TASK REQUIREMENTS: Only the number is wanted: count the lines that contain "consumidores".

DATA LINES:
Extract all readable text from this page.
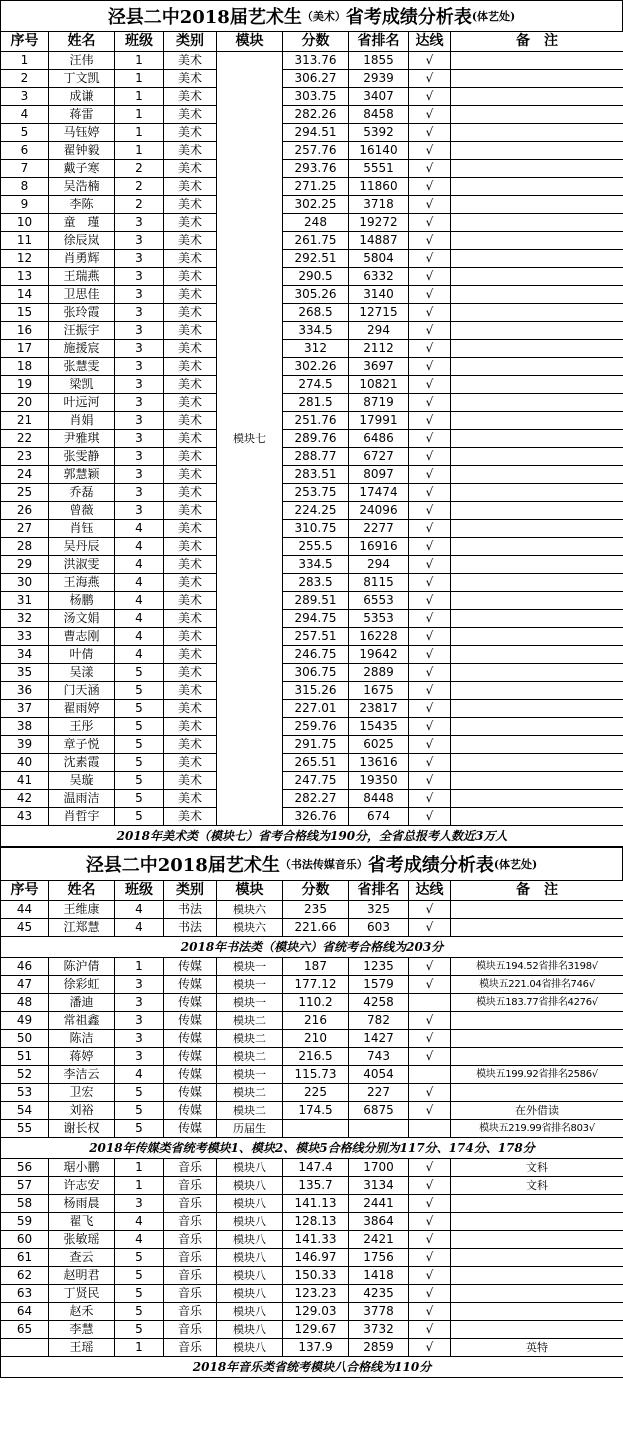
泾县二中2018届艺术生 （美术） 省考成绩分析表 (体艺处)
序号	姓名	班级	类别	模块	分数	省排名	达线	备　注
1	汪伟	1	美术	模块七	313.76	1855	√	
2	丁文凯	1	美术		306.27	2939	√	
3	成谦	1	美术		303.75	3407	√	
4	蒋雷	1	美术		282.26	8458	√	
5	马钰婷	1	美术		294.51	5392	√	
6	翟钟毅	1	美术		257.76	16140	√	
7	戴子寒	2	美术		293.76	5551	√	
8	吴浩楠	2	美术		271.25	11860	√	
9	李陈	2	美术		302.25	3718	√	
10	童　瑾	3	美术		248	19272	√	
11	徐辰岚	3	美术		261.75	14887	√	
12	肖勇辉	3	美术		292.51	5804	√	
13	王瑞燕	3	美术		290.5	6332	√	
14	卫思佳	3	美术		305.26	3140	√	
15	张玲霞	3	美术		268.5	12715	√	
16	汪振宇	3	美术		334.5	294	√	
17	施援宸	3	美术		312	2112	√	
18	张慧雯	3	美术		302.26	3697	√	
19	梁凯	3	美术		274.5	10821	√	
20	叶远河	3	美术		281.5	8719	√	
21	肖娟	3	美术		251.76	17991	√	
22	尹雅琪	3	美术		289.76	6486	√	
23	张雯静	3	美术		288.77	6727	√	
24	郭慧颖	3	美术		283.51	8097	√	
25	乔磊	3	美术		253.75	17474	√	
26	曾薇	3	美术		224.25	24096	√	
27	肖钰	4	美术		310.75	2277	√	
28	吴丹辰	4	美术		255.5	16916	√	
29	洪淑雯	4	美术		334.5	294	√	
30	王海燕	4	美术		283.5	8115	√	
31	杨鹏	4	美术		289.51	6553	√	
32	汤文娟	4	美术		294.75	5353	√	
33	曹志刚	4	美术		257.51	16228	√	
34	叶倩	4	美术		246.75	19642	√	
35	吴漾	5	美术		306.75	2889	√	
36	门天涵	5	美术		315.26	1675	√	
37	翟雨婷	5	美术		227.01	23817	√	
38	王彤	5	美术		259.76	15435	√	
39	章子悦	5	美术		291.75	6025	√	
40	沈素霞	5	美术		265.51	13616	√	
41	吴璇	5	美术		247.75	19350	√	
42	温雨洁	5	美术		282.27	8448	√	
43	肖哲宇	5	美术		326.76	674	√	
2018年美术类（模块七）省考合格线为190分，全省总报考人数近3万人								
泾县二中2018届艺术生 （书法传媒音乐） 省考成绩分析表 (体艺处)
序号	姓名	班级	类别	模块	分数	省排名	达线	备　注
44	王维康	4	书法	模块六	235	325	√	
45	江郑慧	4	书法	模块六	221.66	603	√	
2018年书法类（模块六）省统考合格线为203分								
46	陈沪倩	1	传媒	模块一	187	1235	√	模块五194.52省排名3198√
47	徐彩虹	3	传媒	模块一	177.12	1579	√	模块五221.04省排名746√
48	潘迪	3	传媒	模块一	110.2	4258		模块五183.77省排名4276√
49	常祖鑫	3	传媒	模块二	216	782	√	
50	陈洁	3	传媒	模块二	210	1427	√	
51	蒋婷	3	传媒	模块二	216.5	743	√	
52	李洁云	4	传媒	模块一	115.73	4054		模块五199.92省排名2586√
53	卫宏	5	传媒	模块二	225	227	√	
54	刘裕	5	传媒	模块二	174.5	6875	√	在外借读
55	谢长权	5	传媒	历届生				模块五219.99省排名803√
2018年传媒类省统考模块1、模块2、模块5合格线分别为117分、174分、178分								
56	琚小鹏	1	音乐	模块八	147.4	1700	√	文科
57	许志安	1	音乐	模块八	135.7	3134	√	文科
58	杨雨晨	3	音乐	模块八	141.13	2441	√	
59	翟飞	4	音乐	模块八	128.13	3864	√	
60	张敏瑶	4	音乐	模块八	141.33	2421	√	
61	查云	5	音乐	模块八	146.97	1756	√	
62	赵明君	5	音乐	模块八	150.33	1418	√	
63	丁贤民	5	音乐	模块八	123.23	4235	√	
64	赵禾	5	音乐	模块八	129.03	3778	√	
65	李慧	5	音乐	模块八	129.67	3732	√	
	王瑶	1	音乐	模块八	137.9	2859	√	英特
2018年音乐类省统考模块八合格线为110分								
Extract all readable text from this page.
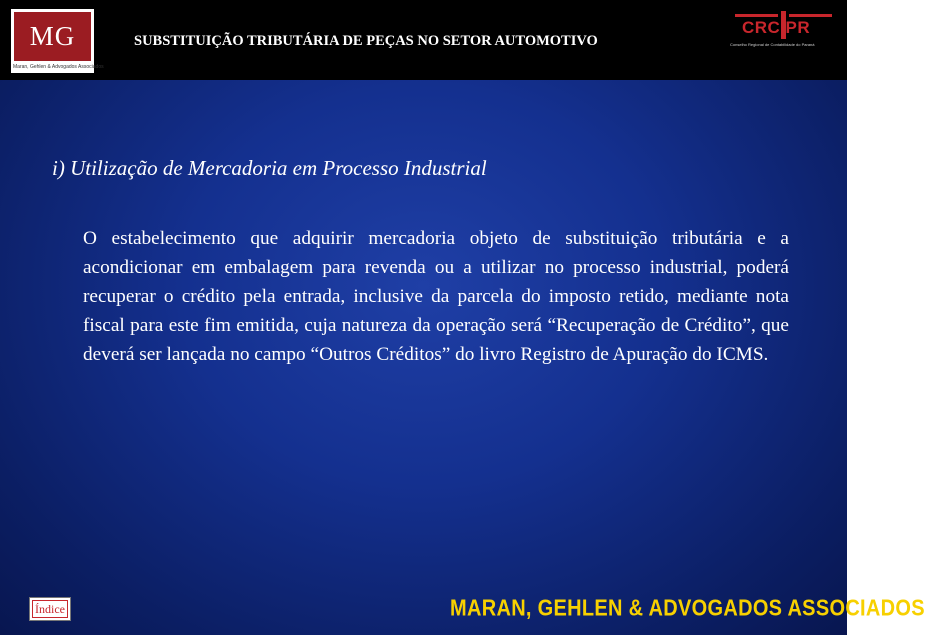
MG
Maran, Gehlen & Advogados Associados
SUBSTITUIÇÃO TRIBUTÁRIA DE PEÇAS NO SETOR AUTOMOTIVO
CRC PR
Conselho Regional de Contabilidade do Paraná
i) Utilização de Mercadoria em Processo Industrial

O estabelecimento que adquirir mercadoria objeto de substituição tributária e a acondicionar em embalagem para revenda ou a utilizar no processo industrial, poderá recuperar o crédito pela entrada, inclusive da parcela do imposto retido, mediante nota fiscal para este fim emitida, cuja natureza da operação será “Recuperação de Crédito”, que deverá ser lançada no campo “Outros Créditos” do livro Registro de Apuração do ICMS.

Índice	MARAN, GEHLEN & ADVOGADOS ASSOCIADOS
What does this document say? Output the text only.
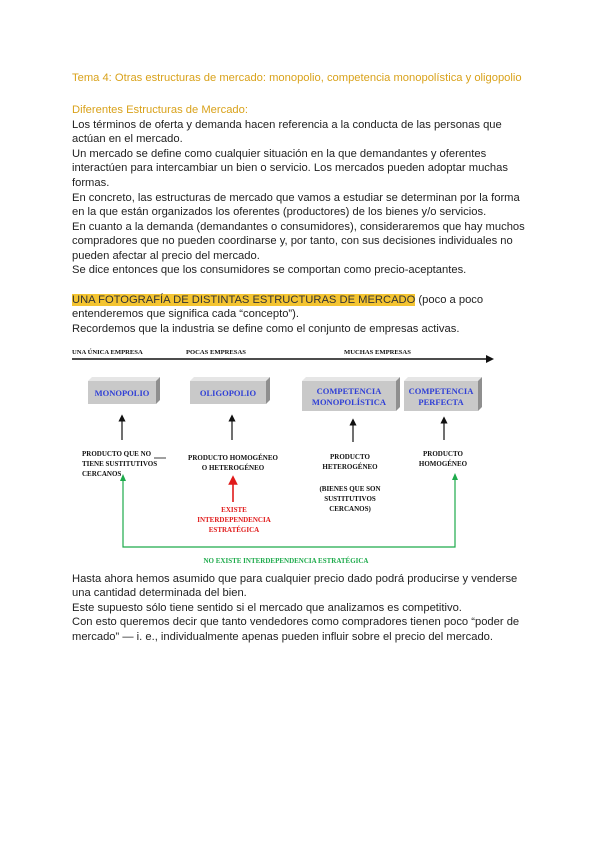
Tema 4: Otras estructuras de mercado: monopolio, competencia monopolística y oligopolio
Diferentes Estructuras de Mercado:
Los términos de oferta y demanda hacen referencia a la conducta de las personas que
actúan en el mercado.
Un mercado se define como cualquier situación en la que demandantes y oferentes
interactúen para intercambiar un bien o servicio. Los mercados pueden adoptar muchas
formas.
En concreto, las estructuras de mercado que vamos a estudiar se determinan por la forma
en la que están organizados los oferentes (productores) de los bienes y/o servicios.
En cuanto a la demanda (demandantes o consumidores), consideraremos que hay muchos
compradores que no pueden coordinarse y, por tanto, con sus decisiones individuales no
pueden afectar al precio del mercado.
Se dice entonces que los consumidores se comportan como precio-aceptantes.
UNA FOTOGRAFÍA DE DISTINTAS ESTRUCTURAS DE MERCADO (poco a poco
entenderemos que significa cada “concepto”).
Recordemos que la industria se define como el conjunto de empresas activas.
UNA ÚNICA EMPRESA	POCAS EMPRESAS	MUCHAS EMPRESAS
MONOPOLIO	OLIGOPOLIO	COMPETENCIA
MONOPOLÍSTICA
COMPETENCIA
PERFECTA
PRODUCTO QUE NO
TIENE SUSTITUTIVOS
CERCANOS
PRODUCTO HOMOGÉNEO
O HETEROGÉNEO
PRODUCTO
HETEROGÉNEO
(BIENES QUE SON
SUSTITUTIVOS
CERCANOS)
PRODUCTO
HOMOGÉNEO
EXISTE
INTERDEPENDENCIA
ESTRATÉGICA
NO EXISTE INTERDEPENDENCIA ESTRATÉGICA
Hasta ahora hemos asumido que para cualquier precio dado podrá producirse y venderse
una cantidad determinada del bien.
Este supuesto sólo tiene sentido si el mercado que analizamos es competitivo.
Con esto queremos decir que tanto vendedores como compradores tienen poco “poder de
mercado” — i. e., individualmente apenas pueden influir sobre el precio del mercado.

CORRECT RESPONSE: 2